WRITTEN TASK:
Check each line of the listing below for the string "left", and copy the ones that have it.
━━ TASK INPUTS ━━
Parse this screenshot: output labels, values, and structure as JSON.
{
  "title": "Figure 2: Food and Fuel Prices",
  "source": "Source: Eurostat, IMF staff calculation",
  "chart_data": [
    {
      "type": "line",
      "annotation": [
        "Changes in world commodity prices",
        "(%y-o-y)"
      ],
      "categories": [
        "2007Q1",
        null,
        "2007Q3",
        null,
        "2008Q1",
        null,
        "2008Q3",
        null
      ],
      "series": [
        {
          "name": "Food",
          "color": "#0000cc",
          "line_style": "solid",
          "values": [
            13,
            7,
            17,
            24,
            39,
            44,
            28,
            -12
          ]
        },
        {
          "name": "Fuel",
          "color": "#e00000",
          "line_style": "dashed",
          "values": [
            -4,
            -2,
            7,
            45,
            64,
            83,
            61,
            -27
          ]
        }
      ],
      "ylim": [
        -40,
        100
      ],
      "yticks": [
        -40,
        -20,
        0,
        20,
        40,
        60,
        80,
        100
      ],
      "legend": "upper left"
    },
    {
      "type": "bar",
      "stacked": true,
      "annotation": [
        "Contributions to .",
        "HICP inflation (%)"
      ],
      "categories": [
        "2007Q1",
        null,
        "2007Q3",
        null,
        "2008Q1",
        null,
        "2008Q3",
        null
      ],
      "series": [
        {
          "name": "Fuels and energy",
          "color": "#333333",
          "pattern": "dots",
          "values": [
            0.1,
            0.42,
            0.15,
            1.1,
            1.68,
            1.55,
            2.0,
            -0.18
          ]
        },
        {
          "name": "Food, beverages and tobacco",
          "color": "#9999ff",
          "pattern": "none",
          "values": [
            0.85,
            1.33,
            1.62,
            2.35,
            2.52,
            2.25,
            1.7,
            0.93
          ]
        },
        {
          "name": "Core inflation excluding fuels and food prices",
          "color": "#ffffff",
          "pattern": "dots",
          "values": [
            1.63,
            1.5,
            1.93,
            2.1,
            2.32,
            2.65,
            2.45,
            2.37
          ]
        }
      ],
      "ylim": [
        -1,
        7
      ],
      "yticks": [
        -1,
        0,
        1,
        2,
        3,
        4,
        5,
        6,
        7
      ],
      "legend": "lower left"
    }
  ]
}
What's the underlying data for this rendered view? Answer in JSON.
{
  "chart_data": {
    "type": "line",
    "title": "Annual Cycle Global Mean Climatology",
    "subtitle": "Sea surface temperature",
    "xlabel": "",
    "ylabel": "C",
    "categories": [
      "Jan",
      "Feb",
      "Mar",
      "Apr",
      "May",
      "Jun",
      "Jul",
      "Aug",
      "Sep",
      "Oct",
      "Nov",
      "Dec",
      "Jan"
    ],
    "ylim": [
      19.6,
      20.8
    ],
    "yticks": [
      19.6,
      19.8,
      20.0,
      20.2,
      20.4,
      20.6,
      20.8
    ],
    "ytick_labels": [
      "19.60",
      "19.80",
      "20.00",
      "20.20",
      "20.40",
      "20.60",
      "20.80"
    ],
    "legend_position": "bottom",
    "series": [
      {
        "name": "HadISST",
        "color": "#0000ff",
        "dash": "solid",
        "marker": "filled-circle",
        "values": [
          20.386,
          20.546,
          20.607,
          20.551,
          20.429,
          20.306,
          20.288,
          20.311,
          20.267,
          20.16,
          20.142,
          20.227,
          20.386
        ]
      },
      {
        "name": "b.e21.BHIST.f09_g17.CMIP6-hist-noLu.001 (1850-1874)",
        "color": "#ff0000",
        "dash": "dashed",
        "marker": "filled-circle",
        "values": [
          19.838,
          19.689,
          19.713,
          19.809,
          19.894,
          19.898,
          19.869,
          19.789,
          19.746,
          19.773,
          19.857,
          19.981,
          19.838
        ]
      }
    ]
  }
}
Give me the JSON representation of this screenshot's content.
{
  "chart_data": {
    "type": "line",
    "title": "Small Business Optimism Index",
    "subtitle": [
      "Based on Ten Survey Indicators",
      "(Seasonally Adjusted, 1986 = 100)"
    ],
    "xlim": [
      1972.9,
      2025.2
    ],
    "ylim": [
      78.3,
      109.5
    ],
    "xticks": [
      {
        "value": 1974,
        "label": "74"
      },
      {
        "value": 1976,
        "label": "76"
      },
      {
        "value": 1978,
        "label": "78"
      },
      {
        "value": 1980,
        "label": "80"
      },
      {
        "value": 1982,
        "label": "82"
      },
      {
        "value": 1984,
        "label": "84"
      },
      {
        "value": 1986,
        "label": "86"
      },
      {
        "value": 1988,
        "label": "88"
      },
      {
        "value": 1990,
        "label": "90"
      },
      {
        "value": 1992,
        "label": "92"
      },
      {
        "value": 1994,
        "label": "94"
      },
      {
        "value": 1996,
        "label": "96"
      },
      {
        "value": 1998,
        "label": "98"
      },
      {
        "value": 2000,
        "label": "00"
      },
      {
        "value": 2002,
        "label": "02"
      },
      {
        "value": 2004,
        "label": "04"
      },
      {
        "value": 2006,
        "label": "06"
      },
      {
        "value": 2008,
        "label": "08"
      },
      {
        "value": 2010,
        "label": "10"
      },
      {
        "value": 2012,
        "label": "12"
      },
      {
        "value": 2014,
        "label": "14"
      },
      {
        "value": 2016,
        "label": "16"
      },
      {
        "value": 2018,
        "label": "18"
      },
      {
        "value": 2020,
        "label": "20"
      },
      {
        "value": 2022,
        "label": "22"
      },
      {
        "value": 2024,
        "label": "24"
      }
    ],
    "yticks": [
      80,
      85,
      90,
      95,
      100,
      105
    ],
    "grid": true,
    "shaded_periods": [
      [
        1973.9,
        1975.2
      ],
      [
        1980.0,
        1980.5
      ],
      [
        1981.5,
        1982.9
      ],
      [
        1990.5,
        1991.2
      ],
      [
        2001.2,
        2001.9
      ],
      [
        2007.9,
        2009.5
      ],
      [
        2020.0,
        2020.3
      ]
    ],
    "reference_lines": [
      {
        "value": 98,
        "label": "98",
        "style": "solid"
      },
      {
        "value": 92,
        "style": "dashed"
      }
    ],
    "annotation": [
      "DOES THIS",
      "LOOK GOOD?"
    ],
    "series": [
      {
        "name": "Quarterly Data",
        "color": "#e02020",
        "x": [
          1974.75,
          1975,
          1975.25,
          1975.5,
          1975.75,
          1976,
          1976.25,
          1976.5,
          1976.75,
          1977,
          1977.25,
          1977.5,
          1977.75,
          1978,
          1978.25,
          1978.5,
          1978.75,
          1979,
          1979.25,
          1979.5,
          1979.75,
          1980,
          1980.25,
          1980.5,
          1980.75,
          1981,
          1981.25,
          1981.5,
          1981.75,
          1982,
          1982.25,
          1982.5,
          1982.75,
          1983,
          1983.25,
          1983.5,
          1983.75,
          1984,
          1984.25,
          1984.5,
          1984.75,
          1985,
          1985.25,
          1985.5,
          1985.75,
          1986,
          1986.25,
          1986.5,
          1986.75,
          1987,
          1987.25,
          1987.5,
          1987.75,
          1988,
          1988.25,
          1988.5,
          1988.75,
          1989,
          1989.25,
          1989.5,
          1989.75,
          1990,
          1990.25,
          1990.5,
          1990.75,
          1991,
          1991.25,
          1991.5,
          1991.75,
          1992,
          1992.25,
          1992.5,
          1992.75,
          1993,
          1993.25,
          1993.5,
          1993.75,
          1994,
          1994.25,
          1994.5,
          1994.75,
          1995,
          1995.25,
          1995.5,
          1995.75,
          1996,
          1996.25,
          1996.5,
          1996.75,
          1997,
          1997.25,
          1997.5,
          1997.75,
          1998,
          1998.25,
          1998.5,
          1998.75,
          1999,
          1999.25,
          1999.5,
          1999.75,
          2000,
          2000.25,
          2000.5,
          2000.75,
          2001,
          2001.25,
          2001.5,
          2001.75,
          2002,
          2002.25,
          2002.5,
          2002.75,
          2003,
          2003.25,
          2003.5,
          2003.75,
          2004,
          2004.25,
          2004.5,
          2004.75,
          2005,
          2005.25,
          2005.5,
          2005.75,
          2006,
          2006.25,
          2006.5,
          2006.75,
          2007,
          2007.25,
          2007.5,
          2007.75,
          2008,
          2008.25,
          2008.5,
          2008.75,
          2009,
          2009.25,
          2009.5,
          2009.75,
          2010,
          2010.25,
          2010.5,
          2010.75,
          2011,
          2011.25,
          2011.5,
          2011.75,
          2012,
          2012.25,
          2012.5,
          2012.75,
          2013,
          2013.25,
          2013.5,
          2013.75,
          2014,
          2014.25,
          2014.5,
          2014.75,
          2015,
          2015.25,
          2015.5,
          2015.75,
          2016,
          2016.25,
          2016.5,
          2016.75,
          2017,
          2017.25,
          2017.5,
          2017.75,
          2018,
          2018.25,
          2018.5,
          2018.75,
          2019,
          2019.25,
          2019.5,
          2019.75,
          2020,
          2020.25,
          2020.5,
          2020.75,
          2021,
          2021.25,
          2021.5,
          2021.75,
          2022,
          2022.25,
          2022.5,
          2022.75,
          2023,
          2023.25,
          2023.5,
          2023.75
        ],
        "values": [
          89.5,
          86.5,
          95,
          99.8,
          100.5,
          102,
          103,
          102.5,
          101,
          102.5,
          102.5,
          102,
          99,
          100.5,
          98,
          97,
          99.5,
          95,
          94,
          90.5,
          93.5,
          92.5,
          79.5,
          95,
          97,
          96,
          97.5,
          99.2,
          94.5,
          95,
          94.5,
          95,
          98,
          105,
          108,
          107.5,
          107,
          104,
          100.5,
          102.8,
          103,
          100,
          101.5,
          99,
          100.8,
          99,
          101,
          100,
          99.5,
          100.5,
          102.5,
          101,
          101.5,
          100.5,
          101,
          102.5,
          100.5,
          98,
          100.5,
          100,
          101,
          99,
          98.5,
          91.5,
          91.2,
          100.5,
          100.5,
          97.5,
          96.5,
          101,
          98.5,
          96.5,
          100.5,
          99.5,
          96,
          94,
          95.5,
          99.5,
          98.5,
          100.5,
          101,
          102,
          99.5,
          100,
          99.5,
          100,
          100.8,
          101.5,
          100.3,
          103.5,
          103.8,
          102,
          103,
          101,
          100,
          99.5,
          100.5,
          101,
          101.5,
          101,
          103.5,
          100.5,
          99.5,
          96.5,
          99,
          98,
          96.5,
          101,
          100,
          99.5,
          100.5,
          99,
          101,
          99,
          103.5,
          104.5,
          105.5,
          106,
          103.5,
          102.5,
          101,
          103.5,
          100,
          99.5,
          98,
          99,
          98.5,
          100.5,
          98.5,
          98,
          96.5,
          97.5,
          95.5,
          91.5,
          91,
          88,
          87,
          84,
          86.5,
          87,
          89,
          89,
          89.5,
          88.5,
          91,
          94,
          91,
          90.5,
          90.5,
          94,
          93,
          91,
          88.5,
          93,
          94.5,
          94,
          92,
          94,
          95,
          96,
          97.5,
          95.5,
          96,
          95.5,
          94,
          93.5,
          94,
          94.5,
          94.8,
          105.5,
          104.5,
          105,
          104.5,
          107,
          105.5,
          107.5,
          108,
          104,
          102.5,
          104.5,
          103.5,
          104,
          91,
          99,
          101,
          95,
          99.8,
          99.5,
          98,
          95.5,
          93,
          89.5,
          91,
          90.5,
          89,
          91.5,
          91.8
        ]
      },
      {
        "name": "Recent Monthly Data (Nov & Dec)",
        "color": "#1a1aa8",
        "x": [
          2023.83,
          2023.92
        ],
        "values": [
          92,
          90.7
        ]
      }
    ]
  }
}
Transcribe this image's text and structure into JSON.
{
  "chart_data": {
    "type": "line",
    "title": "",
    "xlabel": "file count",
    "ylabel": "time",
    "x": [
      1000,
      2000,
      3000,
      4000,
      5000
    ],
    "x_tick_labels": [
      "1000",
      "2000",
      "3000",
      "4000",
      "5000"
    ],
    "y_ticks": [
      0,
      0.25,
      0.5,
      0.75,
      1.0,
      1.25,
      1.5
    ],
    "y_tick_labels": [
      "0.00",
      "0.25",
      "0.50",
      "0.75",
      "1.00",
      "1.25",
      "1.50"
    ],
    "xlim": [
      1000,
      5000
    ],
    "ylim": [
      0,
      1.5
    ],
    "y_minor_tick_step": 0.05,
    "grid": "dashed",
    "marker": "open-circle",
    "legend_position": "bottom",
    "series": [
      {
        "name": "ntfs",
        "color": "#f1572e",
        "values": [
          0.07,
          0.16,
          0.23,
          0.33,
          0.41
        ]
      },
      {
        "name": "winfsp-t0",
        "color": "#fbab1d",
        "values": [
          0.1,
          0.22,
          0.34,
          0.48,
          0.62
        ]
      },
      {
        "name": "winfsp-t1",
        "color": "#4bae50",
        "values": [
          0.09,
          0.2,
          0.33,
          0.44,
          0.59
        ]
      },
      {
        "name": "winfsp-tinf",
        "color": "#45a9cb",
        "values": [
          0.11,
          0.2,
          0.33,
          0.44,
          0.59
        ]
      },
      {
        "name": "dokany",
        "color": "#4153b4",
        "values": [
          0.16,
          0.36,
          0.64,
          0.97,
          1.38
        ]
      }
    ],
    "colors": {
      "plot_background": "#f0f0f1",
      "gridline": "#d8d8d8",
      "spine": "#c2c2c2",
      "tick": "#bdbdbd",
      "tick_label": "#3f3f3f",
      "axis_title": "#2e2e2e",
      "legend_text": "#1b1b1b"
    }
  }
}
━━━
OUTPUT FOR THIS EXERCISE:
      "legend": "upper left"
      "legend": "lower left"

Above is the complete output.